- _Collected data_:
------------------------
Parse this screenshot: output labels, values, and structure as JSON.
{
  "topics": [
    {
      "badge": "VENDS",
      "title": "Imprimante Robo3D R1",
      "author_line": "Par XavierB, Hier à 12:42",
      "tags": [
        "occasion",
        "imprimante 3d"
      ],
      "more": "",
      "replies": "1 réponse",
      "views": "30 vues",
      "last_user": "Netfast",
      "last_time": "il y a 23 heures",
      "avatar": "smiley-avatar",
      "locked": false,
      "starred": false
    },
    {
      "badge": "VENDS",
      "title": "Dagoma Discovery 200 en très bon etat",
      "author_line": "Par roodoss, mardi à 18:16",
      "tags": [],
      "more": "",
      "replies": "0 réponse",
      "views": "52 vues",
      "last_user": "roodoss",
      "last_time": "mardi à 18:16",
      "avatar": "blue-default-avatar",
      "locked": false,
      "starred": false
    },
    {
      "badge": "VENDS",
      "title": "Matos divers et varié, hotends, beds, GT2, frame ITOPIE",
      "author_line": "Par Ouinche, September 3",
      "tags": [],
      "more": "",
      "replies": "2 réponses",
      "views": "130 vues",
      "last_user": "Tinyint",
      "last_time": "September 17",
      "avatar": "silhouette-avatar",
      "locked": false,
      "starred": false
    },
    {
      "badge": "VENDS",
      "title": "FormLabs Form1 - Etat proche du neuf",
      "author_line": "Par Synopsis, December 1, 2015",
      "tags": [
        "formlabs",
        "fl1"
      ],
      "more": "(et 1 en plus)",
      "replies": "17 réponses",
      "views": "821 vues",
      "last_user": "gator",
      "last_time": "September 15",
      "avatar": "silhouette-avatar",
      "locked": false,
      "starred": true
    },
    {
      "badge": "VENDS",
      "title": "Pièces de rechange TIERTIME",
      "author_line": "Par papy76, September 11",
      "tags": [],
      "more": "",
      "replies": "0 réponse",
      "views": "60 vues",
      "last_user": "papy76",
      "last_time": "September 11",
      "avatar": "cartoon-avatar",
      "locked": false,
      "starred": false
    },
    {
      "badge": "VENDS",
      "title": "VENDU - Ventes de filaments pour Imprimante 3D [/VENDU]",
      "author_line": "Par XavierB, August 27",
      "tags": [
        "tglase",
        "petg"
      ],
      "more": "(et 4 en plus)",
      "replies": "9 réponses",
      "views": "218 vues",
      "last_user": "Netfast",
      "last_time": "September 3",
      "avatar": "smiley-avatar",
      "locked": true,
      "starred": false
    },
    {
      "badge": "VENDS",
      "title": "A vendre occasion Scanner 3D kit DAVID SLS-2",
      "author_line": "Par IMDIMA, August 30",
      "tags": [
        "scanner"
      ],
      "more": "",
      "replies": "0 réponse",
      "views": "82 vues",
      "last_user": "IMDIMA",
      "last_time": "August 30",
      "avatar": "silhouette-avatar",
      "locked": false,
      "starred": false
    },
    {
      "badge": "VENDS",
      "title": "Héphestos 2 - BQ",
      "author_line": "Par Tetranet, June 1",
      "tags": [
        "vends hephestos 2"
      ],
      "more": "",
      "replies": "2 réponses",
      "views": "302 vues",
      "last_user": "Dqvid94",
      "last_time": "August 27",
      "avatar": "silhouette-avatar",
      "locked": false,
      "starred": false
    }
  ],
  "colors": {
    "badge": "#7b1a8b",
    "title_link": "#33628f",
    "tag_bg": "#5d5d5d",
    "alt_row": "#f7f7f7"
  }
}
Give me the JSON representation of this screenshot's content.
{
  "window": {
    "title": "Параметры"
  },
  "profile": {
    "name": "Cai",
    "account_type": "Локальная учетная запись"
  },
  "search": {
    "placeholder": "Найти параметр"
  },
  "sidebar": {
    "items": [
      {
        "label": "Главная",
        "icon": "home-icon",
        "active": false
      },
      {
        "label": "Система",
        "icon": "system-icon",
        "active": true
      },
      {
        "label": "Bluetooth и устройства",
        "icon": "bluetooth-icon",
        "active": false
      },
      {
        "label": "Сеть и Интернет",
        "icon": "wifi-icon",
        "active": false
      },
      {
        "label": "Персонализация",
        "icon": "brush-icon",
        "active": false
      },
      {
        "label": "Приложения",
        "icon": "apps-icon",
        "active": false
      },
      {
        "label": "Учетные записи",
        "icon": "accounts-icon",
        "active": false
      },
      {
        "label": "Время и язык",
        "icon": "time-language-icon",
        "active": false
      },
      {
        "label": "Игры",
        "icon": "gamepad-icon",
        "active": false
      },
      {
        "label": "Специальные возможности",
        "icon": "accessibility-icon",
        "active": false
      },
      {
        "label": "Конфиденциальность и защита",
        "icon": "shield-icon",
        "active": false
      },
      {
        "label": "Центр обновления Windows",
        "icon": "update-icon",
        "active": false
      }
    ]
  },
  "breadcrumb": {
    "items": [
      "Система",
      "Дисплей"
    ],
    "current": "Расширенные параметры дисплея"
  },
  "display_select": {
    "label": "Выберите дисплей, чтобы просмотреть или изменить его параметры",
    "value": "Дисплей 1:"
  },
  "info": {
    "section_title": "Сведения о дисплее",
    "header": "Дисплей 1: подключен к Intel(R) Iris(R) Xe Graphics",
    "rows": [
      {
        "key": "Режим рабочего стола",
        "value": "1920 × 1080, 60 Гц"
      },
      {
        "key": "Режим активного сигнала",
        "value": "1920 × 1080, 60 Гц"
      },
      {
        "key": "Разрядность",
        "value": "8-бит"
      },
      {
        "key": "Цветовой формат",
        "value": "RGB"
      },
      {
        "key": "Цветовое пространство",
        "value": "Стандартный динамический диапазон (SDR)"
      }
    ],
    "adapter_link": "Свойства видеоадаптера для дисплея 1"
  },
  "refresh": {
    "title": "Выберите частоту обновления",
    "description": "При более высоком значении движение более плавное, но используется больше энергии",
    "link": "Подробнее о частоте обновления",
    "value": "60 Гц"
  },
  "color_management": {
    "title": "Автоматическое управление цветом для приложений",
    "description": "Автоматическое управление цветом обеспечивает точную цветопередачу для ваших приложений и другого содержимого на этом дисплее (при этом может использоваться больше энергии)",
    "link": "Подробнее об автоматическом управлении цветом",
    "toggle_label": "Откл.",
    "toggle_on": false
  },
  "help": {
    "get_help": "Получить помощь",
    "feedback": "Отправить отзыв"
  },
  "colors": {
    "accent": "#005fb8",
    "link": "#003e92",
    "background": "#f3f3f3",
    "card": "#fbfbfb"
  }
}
------------------------
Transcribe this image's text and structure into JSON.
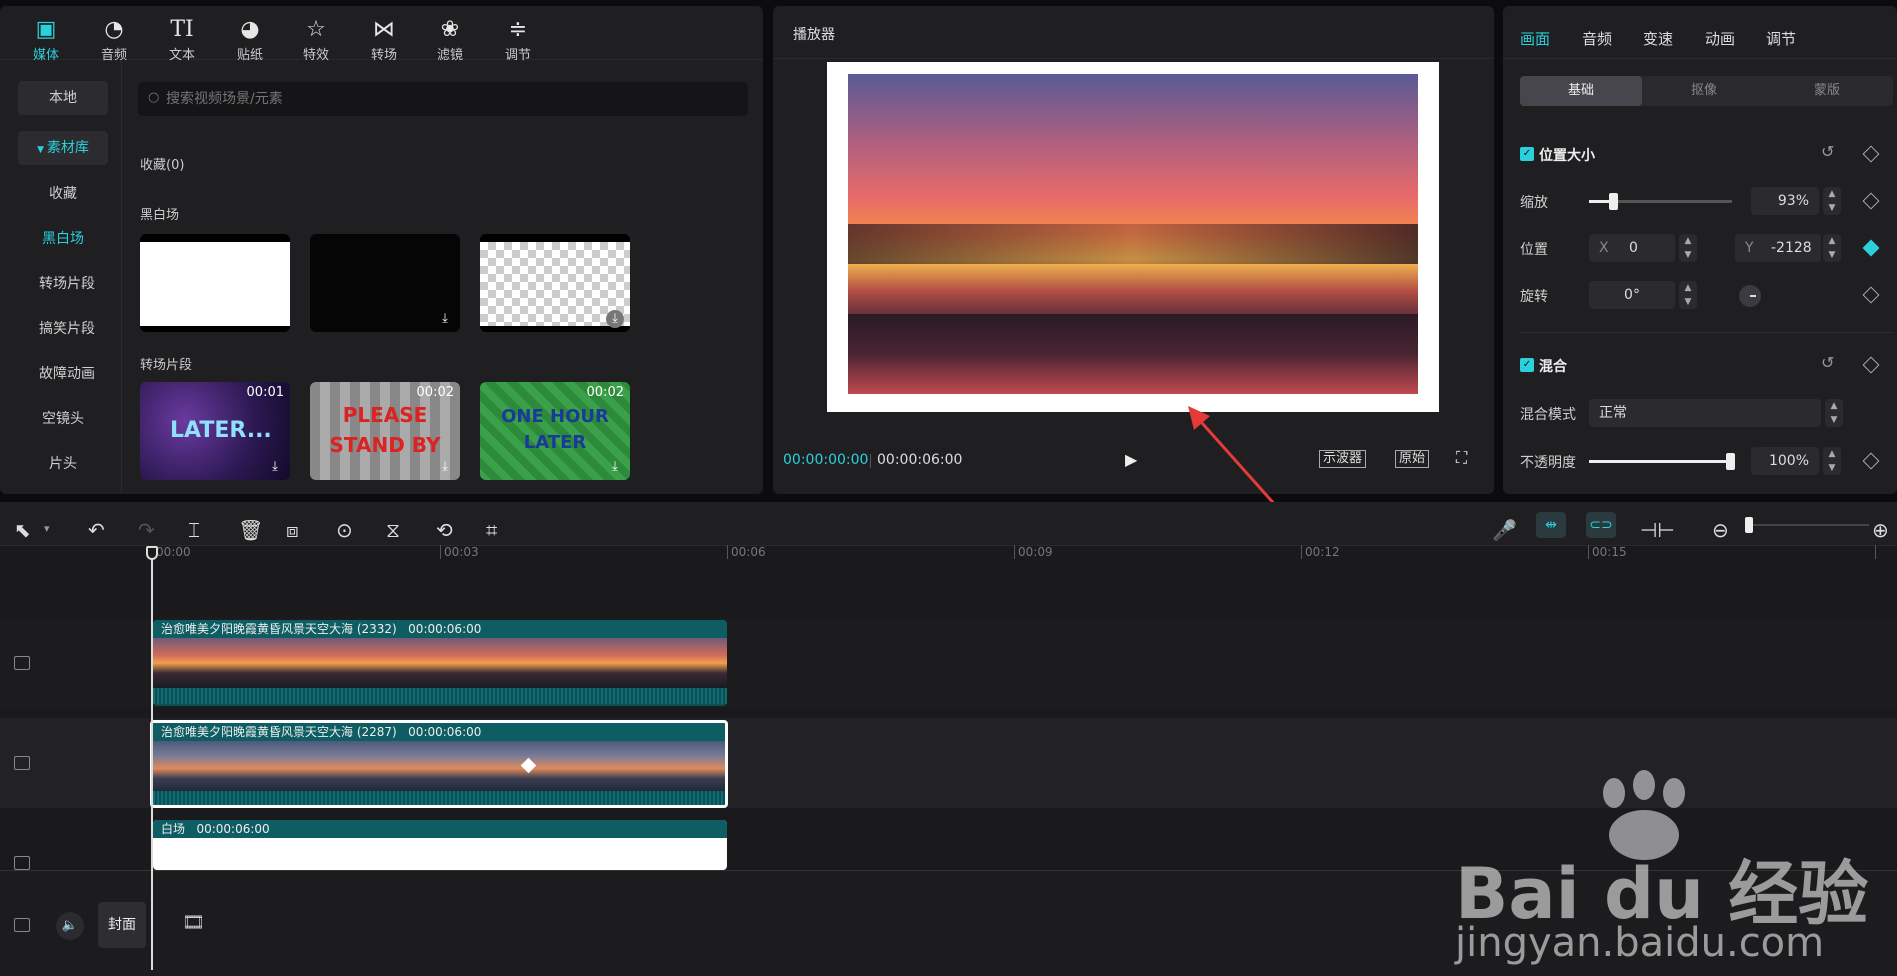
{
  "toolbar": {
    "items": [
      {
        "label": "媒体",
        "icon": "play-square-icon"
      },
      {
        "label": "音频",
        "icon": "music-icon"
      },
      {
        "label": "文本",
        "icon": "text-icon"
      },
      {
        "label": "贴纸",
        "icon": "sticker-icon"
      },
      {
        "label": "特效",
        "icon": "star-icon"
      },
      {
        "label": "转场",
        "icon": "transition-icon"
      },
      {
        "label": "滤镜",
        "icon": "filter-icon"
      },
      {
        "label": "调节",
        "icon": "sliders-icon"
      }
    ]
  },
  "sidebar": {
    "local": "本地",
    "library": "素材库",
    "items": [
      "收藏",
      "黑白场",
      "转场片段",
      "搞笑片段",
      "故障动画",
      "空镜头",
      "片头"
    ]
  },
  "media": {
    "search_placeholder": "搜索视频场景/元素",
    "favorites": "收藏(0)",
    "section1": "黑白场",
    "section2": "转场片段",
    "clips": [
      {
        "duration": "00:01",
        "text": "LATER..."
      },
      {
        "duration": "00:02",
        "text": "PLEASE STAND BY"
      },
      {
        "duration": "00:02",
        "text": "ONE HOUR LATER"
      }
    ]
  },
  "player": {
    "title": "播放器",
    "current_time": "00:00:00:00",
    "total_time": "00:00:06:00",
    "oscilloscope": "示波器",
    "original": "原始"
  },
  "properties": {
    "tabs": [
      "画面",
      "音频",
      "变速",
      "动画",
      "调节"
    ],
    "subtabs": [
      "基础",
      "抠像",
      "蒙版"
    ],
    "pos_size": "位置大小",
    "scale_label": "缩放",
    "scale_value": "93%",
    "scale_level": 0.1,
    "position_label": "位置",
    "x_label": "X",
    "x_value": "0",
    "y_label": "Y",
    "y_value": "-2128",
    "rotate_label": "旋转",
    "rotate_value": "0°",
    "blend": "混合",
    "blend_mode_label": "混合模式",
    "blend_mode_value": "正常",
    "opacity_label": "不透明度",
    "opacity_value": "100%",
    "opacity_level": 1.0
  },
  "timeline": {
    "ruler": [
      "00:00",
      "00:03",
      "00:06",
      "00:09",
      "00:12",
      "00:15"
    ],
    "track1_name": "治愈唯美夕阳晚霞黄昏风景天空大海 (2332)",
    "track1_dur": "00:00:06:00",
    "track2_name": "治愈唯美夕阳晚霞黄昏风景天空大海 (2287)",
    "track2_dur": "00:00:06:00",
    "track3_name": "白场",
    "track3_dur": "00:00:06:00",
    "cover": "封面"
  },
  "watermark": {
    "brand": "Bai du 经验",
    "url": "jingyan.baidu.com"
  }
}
------------------------
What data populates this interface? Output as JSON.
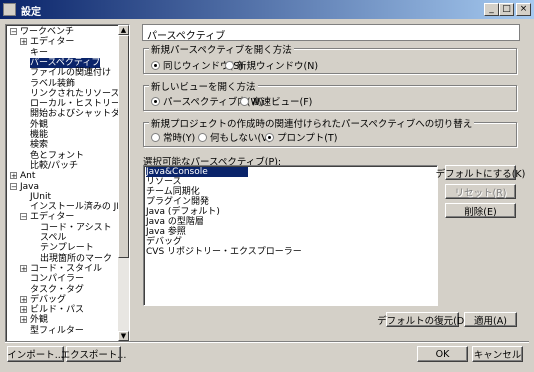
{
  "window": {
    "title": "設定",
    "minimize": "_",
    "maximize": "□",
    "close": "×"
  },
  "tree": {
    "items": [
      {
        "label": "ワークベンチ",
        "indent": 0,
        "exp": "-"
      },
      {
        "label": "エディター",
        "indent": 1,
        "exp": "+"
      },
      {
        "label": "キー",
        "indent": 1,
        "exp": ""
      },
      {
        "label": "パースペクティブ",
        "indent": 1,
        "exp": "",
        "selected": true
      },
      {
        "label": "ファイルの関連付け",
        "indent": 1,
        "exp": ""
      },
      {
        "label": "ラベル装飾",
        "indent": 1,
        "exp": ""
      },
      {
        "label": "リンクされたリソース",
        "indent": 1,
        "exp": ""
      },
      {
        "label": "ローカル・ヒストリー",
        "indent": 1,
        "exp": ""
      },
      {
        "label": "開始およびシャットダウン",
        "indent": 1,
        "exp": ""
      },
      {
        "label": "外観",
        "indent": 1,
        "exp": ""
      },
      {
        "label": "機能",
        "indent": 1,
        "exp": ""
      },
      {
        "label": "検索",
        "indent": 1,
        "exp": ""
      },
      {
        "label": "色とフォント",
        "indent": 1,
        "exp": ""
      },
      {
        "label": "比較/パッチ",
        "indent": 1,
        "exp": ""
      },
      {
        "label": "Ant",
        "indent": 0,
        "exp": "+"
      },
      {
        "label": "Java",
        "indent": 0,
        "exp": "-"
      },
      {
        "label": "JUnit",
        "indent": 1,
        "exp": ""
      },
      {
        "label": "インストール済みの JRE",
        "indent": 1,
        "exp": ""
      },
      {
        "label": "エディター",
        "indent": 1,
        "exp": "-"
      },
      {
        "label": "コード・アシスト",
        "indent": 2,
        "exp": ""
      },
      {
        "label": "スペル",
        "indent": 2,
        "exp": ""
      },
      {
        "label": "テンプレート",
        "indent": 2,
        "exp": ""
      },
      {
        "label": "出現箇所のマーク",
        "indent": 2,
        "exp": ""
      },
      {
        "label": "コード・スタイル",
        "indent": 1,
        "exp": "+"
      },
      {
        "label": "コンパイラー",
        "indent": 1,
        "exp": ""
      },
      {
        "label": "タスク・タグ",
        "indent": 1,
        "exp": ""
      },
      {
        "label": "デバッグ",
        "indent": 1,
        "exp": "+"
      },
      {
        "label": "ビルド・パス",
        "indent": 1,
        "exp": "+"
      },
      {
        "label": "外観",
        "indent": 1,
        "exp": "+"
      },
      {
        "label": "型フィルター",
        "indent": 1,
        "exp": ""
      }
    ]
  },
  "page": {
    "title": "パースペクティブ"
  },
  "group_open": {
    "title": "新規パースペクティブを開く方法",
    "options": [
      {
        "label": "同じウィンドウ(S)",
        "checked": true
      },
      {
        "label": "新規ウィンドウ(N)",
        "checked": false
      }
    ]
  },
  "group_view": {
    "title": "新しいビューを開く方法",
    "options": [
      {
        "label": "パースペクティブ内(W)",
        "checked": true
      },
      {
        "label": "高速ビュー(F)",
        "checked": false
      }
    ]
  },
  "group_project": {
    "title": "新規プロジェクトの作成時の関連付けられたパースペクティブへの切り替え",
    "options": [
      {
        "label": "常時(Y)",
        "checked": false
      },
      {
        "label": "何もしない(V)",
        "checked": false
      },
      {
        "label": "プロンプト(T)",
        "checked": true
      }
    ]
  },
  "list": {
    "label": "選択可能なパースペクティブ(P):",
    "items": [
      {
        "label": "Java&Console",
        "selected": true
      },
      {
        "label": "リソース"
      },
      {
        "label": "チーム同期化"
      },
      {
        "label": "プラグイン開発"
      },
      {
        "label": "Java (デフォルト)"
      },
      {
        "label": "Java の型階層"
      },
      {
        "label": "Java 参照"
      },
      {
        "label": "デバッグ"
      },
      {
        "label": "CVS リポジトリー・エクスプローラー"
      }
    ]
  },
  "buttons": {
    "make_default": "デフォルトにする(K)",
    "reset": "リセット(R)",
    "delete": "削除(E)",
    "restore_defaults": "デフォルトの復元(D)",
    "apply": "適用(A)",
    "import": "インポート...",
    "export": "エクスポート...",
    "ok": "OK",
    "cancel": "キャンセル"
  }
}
------------------------
- _DIRECTIVE_: Pick out the lines above containing the word "приложений", then copy them.

- _RESULT OF THIS TASK_:
    "title": "Автоматическое управление цветом для приложений",
    "description": "Автоматическое управление цветом обеспечивает точную цветопередачу для ваших приложений и другого содержимого на этом дисплее (при этом может использоваться больше энергии)",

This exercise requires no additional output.